* _Stated goal_
Quote the lines verbatim, starting with the line that contains "toggle-on-label: ON [916,646,940,662]" and going on through the line that contains "radio-row-selected[interactable]: SELECTED [660,632,787,676]".

* _Stored data_

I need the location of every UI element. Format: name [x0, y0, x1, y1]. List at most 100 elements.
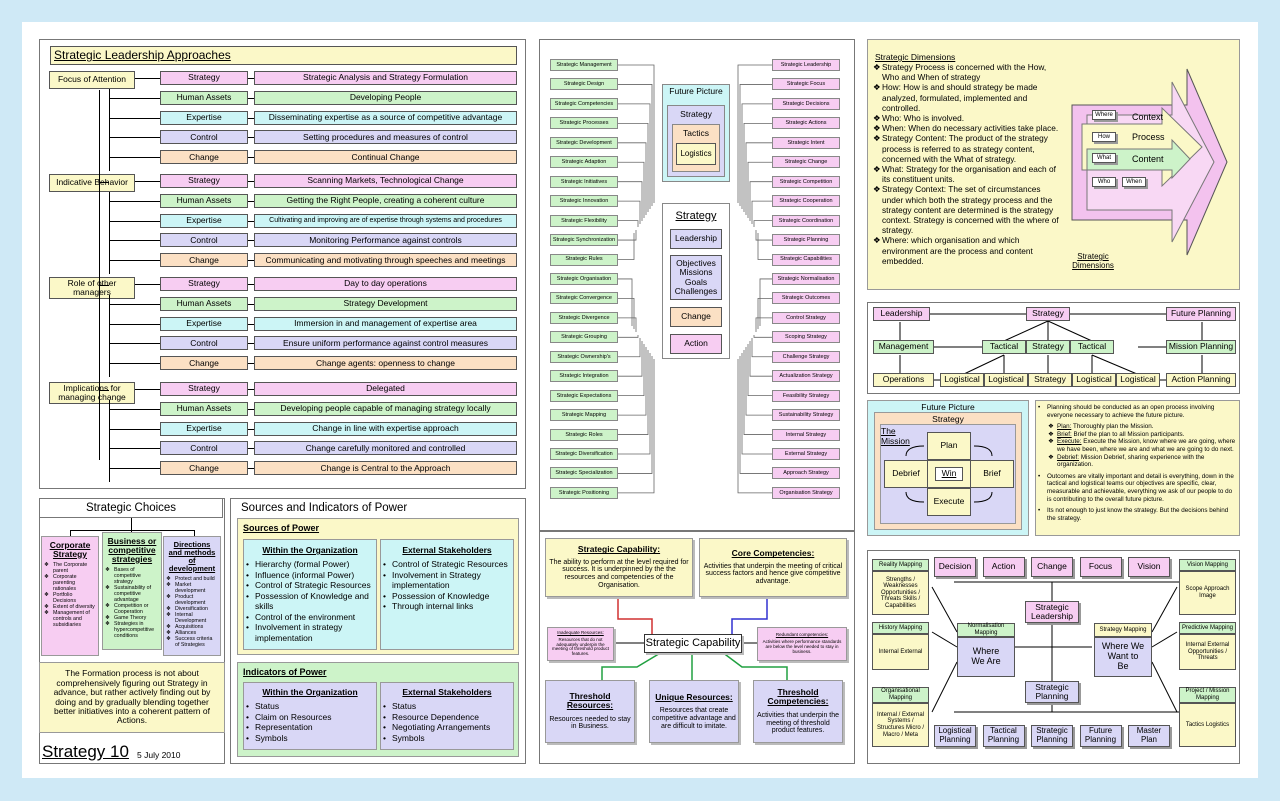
mapping-bottom-1: Tactical Planning	[982, 725, 1025, 747]
mapping-strategy-head: Strategy Mapping	[1094, 623, 1152, 637]
indicators-inside-list: StatusClaim on ResourcesRepresentationSy…	[246, 701, 376, 743]
hub-left-item: Strategic Rules	[550, 253, 618, 266]
capability-core-head: Core Competencies:	[731, 548, 815, 559]
leadership-row-label: Human Assets	[160, 193, 248, 208]
choice-item: Internal Development	[166, 612, 218, 624]
hub-right-item: Actualization Strategy	[772, 370, 840, 383]
planning-step-text: Thoroughly plan the Mission.	[1073, 423, 1154, 431]
dimensions-list: Strategy Process is concerned with the H…	[873, 62, 1061, 266]
dimension-item: How: How is and should strategy be made …	[873, 82, 1061, 113]
capability-strategic-text: The ability to perform at the level requ…	[549, 558, 689, 589]
choice-item: Market development	[166, 582, 218, 594]
choice-head: Corporate Strategy	[49, 540, 91, 559]
power-item: Negotiating Arrangements	[383, 722, 513, 733]
capability-threshold-resources-head: Threshold Resources:	[566, 690, 614, 711]
hub-future-strategy-label: Strategy	[680, 109, 712, 119]
levels-strategy-top: Strategy	[1026, 307, 1070, 321]
mapping-right-head: Predictive Mapping	[1179, 622, 1236, 634]
hub-right-item: Strategic Outcomes	[772, 292, 840, 305]
mission-future-title: Future Picture	[921, 402, 975, 412]
	[248, 200, 254, 202]
choice-column-2: Directions and methods of developmentPro…	[163, 536, 221, 656]
mission-win: Win	[935, 467, 963, 481]
hub-left-item: Strategic Roles	[550, 428, 618, 441]
	[248, 389, 254, 390]
leadership-row-label: Expertise	[160, 110, 248, 125]
	[109, 137, 160, 139]
	[248, 137, 254, 139]
	[248, 343, 254, 345]
hub-left-item: Strategic Development	[550, 136, 618, 149]
poster-sheet: Strategic Leadership Approaches Strategi…	[22, 22, 1258, 778]
choice-item: Sustainability of competitive advantage	[105, 585, 159, 603]
power-item: Control of Strategic Resources	[383, 559, 513, 570]
mission-execute: Execute	[927, 488, 971, 516]
hub-right-item: Internal Strategy	[772, 428, 840, 441]
power-item: Status	[383, 701, 513, 712]
mapping-right-body: Tactics Logistics	[1179, 703, 1236, 747]
levels-tactical-2: Tactical	[1070, 340, 1114, 354]
leadership-row-label: Expertise	[160, 316, 248, 331]
	[109, 97, 160, 99]
leadership-row-text: Getting the Right People, creating a coh…	[254, 193, 517, 208]
	[248, 303, 254, 305]
indicators-outside-head: External Stakeholders	[402, 687, 492, 697]
	[248, 284, 254, 285]
hub-left-item: Strategic Management	[550, 59, 618, 71]
mapping-top-3: Focus	[1079, 557, 1122, 577]
levels-strategy-mid: Strategy	[1026, 340, 1070, 354]
	[109, 323, 160, 325]
power-item: Resource Dependence	[383, 712, 513, 723]
levels-logistical-1: Logistical	[940, 373, 984, 387]
mission-brief: Brief	[970, 460, 1014, 488]
	[248, 78, 254, 79]
leadership-row-text: Delegated	[254, 382, 517, 396]
	[109, 428, 160, 430]
mapping-normalisation-head: Normalisation Mapping	[957, 623, 1015, 637]
mapping-right-body: Internal External Opportunities / Threat…	[1179, 634, 1236, 670]
mapping-right-head: Vision Mapping	[1179, 559, 1236, 571]
hub-left-item: Strategic Flexibility	[550, 214, 618, 227]
mapping-top-2: Change	[1031, 557, 1073, 577]
power-item: Symbols	[383, 733, 513, 744]
	[109, 157, 160, 159]
planning-more: Outcomes are vitally important and detai…	[1038, 473, 1236, 523]
	[135, 181, 160, 182]
hub-left-item: Strategic Diversification	[550, 448, 618, 460]
leadership-row-text: Communicating and motivating through spe…	[254, 253, 517, 268]
hub-right-item: Strategic Decisions	[772, 97, 840, 110]
hub-future-title: Future Picture	[669, 86, 723, 96]
leadership-row-label: Expertise	[160, 213, 248, 228]
	[248, 468, 254, 470]
mapping-left-body: Strengths / Weaknesses Opportunities / T…	[872, 571, 929, 615]
planning-step-key: Brief:	[1057, 430, 1072, 438]
choice-item: Bases of competitive strategy	[105, 567, 159, 585]
hub-left-item: Strategic Innovation	[550, 195, 618, 208]
	[109, 303, 160, 305]
mapping-left-head: History Mapping	[872, 622, 929, 634]
hub-left-item: Strategic Processes	[550, 117, 618, 130]
capability-core-box: Core Competencies: Activities that under…	[699, 538, 847, 597]
mission-strategy-label: Strategy	[932, 414, 964, 424]
dimension-item: Strategy Process is concerned with the H…	[873, 62, 1061, 82]
power-item: Control of the environment	[246, 612, 376, 623]
	[109, 448, 160, 450]
dimension-item: When: When do necessary activities take …	[873, 123, 1061, 133]
choice-item: Acquisitions	[166, 624, 218, 630]
mapping-bottom-4: Master Plan	[1128, 725, 1170, 747]
leadership-row-text: Developing people capable of managing st…	[254, 401, 517, 416]
hub-right-item: Strategic Intent	[772, 136, 840, 149]
hub-right-item: Strategic Coordination	[772, 214, 840, 227]
	[248, 220, 254, 222]
capability-core-text: Activities that underpin the meeting of …	[703, 562, 843, 586]
hub-left-item: Strategic Organisation	[550, 272, 618, 285]
hub-center-title: Strategy	[675, 210, 717, 222]
leadership-row-label: Change	[160, 150, 248, 165]
capability-redundant-text: Activities where performance standards a…	[762, 639, 842, 654]
planning-step: Brief: Brief the plan to all Mission par…	[1048, 431, 1236, 439]
planning-step: Debrief: Mission Debrief, sharing experi…	[1048, 454, 1236, 469]
power-item: Control of Strategic Resources	[246, 580, 376, 591]
power-item: Representation	[246, 722, 376, 733]
hub-future-logistics: Logistics	[676, 143, 716, 165]
levels-leadership: Leadership	[873, 307, 930, 321]
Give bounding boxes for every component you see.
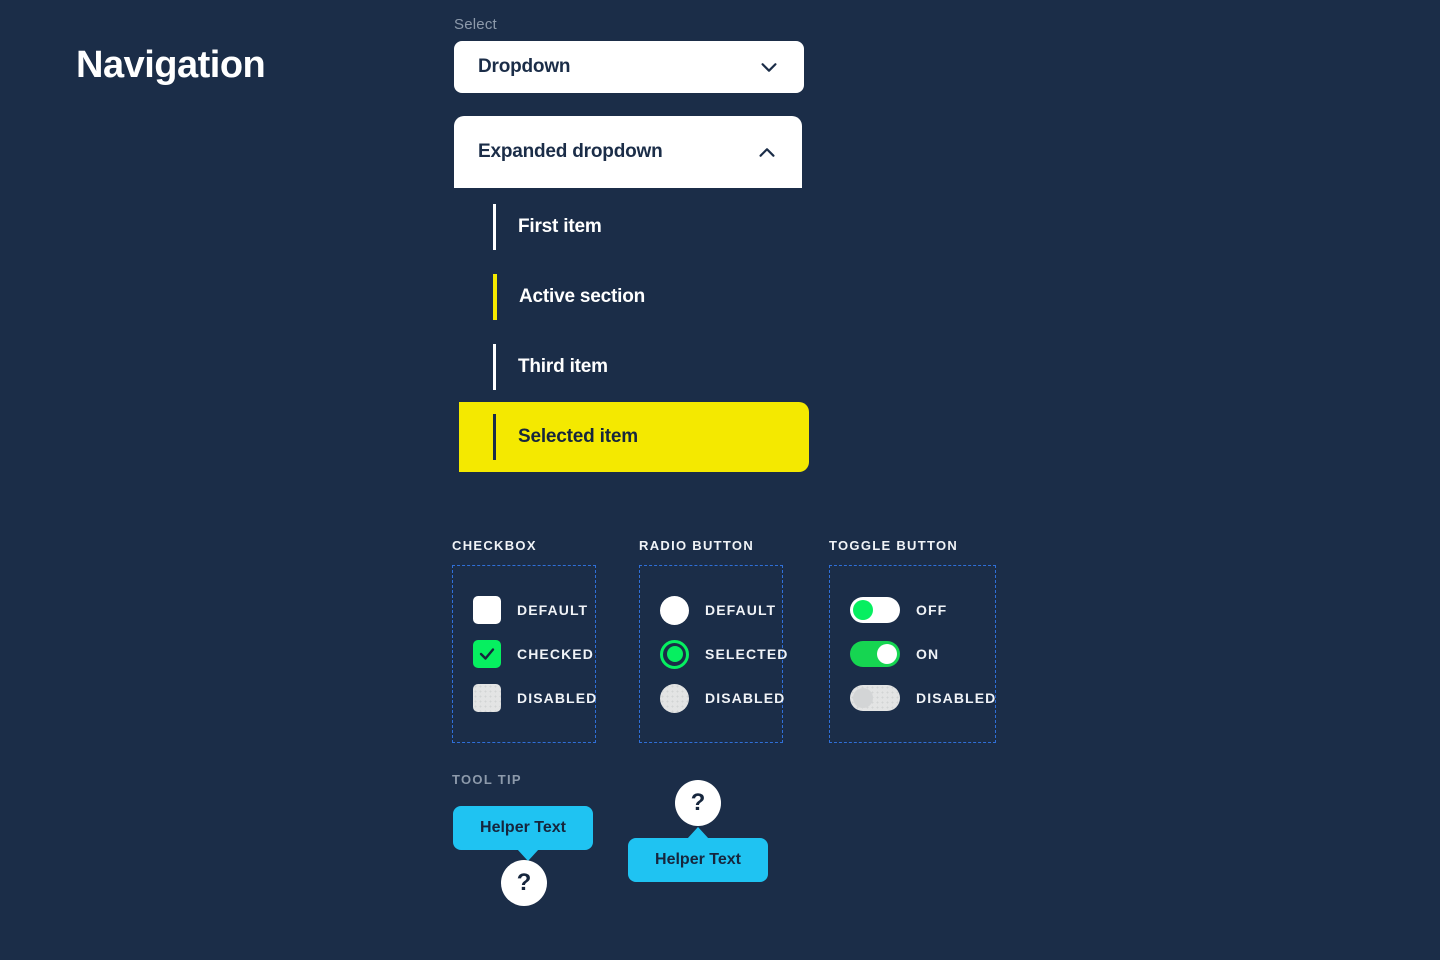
toggle-on-label: ON [916,646,940,662]
toggle-disabled-label: DISABLED [916,690,997,706]
menu-item-indicator-bar [493,274,497,320]
radio-group-header: RADIO BUTTON [639,538,755,553]
radio-row-selected[interactable]: SELECTED [660,632,787,676]
tooltip-bubble-below-anchor: Helper Text [453,806,593,861]
toggle-row-disabled: DISABLED [850,676,995,720]
menu-item-indicator-bar [493,414,496,460]
checkbox-checked-label: CHECKED [517,646,594,662]
radio-disabled-icon [660,683,689,713]
checkbox-default-icon[interactable] [473,596,501,624]
checkbox-group-box: DEFAULT CHECKED DISABLED [452,565,596,743]
radio-selected-label: SELECTED [705,646,789,662]
menu-item-label: Active section [519,286,646,307]
toggle-group: TOGGLE BUTTON OFF ON DISABLED [829,538,996,743]
menu-item-label: Third item [518,356,608,377]
tooltip-bubble-above-anchor: Helper Text [628,827,768,882]
checkbox-disabled-label: DISABLED [517,690,598,706]
select-label: Select [454,16,497,33]
radio-default-label: DEFAULT [705,602,777,618]
dropdown-expanded[interactable]: Expanded dropdown [454,116,802,188]
menu-item-label: Selected item [518,426,638,447]
menu-item-indicator-bar [493,204,496,250]
radio-row-default[interactable]: DEFAULT [660,588,775,632]
radio-disabled-label: DISABLED [705,690,786,706]
checkbox-row-checked[interactable]: CHECKED [473,632,593,676]
radio-group: RADIO BUTTON DEFAULT SELECTED DISABLED [639,538,787,743]
checkbox-group-header: CHECKBOX [452,538,537,553]
checkbox-row-default[interactable]: DEFAULT [473,588,587,632]
radio-default-icon[interactable] [660,595,689,625]
radio-group-box: DEFAULT SELECTED DISABLED [639,565,787,743]
chevron-up-icon[interactable] [756,141,778,163]
toggle-group-header: TOGGLE BUTTON [829,538,959,553]
checkbox-row-disabled: DISABLED [473,676,596,720]
menu-item-active-section[interactable]: Active section [460,262,810,332]
toggle-group-box: OFF ON DISABLED [829,565,996,743]
dropdown-expanded-value: Expanded dropdown [478,141,663,162]
dropdown-collapsed-value: Dropdown [478,56,571,77]
help-question-icon[interactable]: ? [675,780,721,826]
toggle-off-label: OFF [916,602,948,618]
toggle-row-off[interactable]: OFF [850,588,973,632]
chevron-down-icon[interactable] [758,56,780,78]
dropdown-collapsed[interactable]: Dropdown [454,41,804,93]
select-block: Select Dropdown [454,16,804,93]
menu-item-label: First item [518,216,602,237]
tooltip-section: TOOL TIP Helper Text ? ? Helper Text [452,772,768,906]
page-title: Navigation [76,44,266,86]
toggle-off-switch[interactable] [850,597,900,623]
menu-item-third[interactable]: Third item [460,332,810,402]
toggle-knob [853,600,873,620]
toggle-disabled-switch [850,685,900,711]
dropdown-menu-list: First item Active section Third item Sel… [459,192,810,472]
help-question-icon[interactable]: ? [501,860,547,906]
checkbox-default-label: DEFAULT [517,602,589,618]
menu-item-first[interactable]: First item [460,192,810,262]
toggle-knob [877,644,897,664]
toggle-on-switch[interactable] [850,641,900,667]
checkbox-checked-icon[interactable] [473,640,501,668]
toggle-row-on[interactable]: ON [850,632,973,676]
checkbox-group: CHECKBOX DEFAULT CHECKED DISABLED [452,538,596,743]
menu-item-indicator-bar [493,344,496,390]
toggle-knob [853,688,873,708]
menu-item-selected[interactable]: Selected item [459,402,809,472]
radio-row-disabled: DISABLED [660,676,784,720]
tooltip-section-header: TOOL TIP [452,772,522,787]
radio-selected-icon[interactable] [660,639,689,669]
checkbox-disabled-icon [473,684,501,712]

* _Reply_
toggle-on-label: ON [916,646,940,662]
toggle-disabled-label: DISABLED [916,690,997,706]
menu-item-indicator-bar [493,274,497,320]
radio-group-header: RADIO BUTTON [639,538,755,553]
radio-row-selected[interactable]: SELECTED [660,632,787,676]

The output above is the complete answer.